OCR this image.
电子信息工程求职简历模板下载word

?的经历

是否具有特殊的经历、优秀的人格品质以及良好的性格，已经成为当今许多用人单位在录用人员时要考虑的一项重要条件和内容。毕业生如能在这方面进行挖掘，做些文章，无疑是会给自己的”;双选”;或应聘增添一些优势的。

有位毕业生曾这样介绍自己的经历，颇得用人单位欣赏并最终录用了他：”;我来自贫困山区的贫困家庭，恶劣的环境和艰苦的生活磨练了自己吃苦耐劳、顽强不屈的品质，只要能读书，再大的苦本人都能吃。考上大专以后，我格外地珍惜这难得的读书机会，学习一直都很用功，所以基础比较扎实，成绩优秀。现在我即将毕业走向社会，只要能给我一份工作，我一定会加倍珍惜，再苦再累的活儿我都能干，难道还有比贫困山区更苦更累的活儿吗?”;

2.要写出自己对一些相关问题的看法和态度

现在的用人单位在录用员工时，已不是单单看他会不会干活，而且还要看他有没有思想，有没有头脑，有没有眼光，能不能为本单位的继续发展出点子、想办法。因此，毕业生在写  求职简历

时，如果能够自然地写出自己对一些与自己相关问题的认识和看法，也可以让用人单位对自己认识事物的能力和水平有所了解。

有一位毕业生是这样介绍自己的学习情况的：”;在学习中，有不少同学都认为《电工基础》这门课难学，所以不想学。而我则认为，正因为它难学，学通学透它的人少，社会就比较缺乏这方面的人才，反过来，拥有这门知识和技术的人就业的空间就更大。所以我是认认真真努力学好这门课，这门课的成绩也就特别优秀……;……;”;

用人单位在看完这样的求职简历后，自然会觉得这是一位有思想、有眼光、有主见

————

▶ Task brief:
Each record above must be given again exactly.

▶ Answer to this exercise:
OCR this image.
电子信息工程求职简历模板下载word

?的经历

是否具有特殊的经历、优秀的人格品质以及良好的性格，已经成为当今许多用人单位在录用人员时要考虑的一项重要条件和内容。毕业生如能在这方面进行挖掘，做些文章，无疑是会给自己的”;双选”;或应聘增添一些优势的。

有位毕业生曾这样介绍自己的经历，颇得用人单位欣赏并最终录用了他：”;我来自贫困山区的贫困家庭，恶劣的环境和艰苦的生活磨练了自己吃苦耐劳、顽强不屈的品质，只要能读书，再大的苦本人都能吃。考上大专以后，我格外地珍惜这难得的读书机会，学习一直都很用功，所以基础比较扎实，成绩优秀。现在我即将毕业走向社会，只要能给我一份工作，我一定会加倍珍惜，再苦再累的活儿我都能干，难道还有比贫困山区更苦更累的活儿吗?”;

2.要写出自己对一些相关问题的看法和态度

现在的用人单位在录用员工时，已不是单单看他会不会干活，而且还要看他有没有思想，有没有头脑，有没有眼光，能不能为本单位的继续发展出点子、想办法。因此，毕业生在写  求职简历

时，如果能够自然地写出自己对一些与自己相关问题的认识和看法，也可以让用人单位对自己认识事物的能力和水平有所了解。

有一位毕业生是这样介绍自己的学习情况的：”;在学习中，有不少同学都认为《电工基础》这门课难学，所以不想学。而我则认为，正因为它难学，学通学透它的人少，社会就比较缺乏这方面的人才，反过来，拥有这门知识和技术的人就业的空间就更大。所以我是认认真真努力学好这门课，这门课的成绩也就特别优秀……;……;”;

用人单位在看完这样的求职简历后，自然会觉得这是一位有思想、有眼光、有主见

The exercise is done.